Aim:
Go through the listing below and list every line with "note".

Data to process:

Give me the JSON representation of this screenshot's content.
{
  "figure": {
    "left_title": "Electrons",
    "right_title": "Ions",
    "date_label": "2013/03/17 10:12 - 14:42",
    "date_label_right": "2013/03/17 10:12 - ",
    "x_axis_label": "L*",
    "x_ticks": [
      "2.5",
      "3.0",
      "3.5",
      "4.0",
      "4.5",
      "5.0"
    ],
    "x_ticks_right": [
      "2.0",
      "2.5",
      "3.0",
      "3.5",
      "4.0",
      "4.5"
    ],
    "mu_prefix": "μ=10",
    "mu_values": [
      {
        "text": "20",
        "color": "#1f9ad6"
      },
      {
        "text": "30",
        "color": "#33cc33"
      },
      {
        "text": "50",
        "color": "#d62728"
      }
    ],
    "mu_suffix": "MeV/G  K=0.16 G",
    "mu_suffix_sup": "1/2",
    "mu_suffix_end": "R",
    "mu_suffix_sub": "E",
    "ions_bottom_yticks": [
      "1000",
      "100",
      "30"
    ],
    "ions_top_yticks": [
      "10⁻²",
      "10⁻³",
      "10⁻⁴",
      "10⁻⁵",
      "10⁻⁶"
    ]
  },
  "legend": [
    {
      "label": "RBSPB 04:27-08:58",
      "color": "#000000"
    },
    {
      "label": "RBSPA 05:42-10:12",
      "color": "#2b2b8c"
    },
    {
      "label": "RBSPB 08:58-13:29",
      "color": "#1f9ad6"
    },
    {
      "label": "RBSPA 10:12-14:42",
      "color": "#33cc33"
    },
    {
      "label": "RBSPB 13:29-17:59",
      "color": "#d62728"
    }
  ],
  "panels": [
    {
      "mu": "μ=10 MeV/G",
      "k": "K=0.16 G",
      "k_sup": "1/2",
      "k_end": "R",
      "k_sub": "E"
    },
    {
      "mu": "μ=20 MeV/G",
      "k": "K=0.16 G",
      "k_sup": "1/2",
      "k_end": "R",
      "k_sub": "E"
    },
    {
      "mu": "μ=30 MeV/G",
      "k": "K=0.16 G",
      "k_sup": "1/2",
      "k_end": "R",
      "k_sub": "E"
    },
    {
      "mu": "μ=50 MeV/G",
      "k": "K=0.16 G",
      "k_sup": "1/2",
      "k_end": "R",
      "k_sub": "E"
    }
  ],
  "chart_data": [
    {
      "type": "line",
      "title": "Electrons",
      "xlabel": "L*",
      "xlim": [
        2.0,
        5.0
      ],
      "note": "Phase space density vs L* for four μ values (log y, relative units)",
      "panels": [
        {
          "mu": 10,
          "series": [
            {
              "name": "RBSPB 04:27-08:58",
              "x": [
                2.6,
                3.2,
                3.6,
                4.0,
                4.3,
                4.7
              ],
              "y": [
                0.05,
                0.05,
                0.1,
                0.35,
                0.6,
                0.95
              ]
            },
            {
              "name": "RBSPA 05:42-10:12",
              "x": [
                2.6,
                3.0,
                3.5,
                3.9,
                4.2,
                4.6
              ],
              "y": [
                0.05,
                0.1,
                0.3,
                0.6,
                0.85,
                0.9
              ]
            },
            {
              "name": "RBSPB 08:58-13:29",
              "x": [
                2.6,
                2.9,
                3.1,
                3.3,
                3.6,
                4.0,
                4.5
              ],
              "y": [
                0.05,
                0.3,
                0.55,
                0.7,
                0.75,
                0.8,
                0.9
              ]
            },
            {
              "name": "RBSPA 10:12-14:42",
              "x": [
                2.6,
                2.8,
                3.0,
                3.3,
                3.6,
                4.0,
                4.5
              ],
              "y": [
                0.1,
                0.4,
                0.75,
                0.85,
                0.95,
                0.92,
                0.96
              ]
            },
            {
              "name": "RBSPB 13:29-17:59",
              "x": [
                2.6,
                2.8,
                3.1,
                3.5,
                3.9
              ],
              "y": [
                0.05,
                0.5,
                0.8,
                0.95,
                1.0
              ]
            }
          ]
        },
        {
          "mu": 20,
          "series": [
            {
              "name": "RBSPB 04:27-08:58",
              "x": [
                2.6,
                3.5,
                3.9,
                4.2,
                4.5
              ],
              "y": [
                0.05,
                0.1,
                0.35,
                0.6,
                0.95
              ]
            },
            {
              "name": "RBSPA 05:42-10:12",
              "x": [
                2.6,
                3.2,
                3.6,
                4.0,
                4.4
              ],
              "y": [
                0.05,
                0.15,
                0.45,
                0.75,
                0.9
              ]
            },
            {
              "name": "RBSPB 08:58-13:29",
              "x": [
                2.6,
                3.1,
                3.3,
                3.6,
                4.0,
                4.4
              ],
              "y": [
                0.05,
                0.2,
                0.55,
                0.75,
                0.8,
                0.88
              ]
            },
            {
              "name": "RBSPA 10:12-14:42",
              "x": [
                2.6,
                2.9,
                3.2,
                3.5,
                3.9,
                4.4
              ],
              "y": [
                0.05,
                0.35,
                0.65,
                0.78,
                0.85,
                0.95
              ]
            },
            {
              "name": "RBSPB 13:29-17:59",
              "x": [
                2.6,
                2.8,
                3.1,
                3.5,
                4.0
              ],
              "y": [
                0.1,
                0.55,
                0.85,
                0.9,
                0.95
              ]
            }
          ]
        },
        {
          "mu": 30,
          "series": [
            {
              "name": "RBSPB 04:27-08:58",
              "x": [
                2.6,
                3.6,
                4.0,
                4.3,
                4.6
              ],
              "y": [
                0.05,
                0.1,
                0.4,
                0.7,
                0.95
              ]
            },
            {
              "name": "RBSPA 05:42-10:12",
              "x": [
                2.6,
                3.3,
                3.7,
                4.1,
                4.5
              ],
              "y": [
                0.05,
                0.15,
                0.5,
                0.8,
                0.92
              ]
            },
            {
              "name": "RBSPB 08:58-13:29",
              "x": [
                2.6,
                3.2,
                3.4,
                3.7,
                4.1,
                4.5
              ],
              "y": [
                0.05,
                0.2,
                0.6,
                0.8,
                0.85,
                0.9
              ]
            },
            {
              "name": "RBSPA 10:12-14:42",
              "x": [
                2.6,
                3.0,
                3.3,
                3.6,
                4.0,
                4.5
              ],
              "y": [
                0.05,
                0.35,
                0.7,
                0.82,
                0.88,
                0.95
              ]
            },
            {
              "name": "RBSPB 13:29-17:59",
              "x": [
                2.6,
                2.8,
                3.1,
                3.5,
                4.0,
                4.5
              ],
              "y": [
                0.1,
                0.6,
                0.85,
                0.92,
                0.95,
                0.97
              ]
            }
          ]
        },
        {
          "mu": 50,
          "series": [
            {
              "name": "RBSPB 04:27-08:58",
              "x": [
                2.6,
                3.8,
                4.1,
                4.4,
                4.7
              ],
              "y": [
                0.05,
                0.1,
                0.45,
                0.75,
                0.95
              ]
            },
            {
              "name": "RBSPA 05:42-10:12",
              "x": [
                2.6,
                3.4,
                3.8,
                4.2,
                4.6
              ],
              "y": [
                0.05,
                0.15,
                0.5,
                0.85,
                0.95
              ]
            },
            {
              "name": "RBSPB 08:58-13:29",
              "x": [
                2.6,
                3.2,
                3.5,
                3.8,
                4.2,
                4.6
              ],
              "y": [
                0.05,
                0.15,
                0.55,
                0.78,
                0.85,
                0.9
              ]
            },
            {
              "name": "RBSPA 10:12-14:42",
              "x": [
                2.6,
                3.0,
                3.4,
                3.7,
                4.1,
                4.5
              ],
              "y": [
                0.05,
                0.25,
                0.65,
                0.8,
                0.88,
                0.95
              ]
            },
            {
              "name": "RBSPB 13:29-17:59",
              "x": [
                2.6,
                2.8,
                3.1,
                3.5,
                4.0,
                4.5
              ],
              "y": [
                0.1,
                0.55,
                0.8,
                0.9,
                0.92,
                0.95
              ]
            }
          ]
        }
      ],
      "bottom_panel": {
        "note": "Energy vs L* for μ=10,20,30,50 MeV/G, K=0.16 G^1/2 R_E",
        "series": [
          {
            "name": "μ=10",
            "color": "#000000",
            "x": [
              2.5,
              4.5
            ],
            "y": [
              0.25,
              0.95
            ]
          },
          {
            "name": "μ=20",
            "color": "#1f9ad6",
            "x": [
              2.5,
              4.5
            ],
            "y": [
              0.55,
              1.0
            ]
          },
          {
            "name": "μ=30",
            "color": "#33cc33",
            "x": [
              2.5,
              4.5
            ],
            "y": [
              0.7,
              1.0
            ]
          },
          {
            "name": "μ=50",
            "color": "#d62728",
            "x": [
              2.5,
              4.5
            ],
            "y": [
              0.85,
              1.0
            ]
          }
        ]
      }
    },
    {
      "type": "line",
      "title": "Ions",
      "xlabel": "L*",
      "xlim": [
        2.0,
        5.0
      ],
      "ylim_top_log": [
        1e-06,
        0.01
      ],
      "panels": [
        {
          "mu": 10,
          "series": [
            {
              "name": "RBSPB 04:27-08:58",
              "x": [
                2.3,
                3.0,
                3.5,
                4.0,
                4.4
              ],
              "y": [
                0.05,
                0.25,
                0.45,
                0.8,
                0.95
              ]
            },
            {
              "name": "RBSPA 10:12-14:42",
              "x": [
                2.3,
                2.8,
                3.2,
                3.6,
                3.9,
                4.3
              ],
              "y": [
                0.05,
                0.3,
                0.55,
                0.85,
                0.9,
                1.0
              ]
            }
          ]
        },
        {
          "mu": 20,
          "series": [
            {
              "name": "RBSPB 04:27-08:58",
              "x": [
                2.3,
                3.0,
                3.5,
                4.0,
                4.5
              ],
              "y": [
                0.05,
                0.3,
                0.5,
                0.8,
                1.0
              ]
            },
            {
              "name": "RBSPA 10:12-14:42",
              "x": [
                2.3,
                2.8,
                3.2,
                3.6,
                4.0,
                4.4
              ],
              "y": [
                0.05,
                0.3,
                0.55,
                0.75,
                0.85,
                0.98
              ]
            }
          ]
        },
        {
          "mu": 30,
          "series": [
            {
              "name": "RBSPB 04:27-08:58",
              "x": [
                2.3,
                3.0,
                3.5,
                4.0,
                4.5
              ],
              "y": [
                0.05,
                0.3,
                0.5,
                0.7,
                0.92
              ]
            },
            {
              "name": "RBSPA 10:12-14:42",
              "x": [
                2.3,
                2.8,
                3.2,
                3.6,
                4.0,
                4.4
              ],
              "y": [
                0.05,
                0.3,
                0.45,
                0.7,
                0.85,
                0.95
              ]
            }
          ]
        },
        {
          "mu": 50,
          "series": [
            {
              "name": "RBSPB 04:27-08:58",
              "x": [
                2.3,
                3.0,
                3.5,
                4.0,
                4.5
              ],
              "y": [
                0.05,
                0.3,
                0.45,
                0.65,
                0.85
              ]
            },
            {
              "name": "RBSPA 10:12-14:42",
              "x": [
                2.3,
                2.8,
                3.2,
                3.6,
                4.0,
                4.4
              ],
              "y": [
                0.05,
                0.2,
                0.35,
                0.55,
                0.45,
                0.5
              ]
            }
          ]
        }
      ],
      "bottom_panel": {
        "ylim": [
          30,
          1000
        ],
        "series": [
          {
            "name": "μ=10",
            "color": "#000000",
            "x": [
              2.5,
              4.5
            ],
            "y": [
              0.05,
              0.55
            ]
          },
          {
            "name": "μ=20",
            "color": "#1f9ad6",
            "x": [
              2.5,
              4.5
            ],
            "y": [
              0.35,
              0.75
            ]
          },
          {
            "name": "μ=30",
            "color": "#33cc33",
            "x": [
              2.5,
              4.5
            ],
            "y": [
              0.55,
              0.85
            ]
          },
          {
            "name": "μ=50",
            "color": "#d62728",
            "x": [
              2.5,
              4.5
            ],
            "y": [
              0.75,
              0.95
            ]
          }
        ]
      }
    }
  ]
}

The reply:
      "note": "Phase space density vs L* for four μ values (log y, relative units)",
        "note": "Energy vs L* for μ=10,20,30,50 MeV/G, K=0.16 G^1/2 R_E",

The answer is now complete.